### PROVIDED MATERIAL
━━━━━━━━━━

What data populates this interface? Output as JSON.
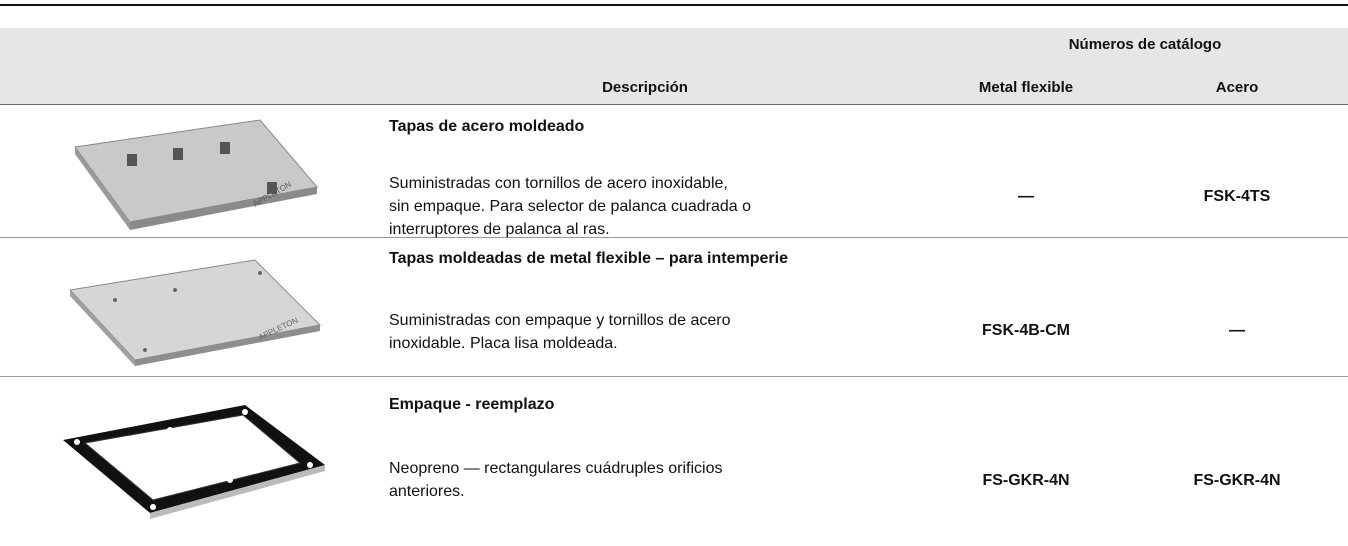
{
  "header": {
    "group_label": "Números de catálogo",
    "columns": [
      "Descripción",
      "Metal flexible",
      "Acero"
    ]
  },
  "rows": [
    {
      "title": "Tapas de acero moldeado",
      "description": [
        "Suministradas con tornillos de acero inoxidable,",
        "sin empaque. Para selector de palanca cuadrada o",
        "interruptores de palanca al ras."
      ],
      "metal_flexible": "—",
      "acero": "FSK-4TS"
    },
    {
      "title": "Tapas moldeadas de metal flexible – para intemperie",
      "description": [
        "Suministradas con empaque y tornillos de acero",
        "inoxidable. Placa lisa moldeada."
      ],
      "metal_flexible": "FSK-4B-CM",
      "acero": "—"
    },
    {
      "title": "Empaque - reemplazo",
      "description": [
        "Neopreno — rectangulares cuádruples orificios",
        "anteriores."
      ],
      "metal_flexible": "FS-GKR-4N",
      "acero": "FS-GKR-4N"
    }
  ]
}
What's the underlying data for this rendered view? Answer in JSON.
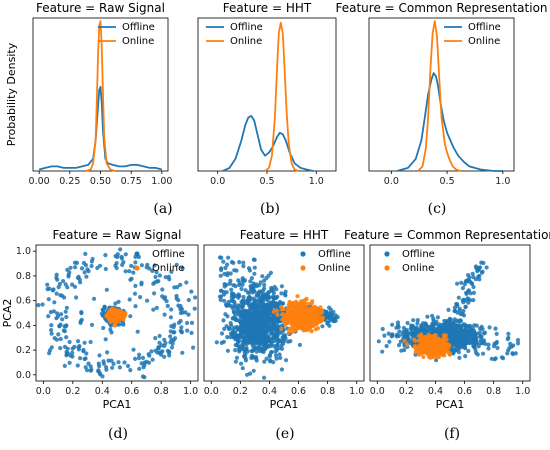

━━━━━━━━━━

### WHAT TO PRODUCE
The data above should be repeated exactly, minus any pictures.

### EXERCISE OUTPUT
What data populates this interface? Output as JSON.
{
  "header": {
    "group_label": "Números de catálogo",
    "columns": [
      "Descripción",
      "Metal flexible",
      "Acero"
    ]
  },
  "rows": [
    {
      "title": "Tapas de acero moldeado",
      "description": [
        "Suministradas con tornillos de acero inoxidable,",
        "sin empaque. Para selector de palanca cuadrada o",
        "interruptores de palanca al ras."
      ],
      "metal_flexible": "—",
      "acero": "FSK-4TS"
    },
    {
      "title": "Tapas moldeadas de metal flexible – para intemperie",
      "description": [
        "Suministradas con empaque y tornillos de acero",
        "inoxidable. Placa lisa moldeada."
      ],
      "metal_flexible": "FSK-4B-CM",
      "acero": "—"
    },
    {
      "title": "Empaque - reemplazo",
      "description": [
        "Neopreno — rectangulares cuádruples orificios",
        "anteriores."
      ],
      "metal_flexible": "FS-GKR-4N",
      "acero": "FS-GKR-4N"
    }
  ]
}
What's the underlying data for this rendered view? Answer in JSON.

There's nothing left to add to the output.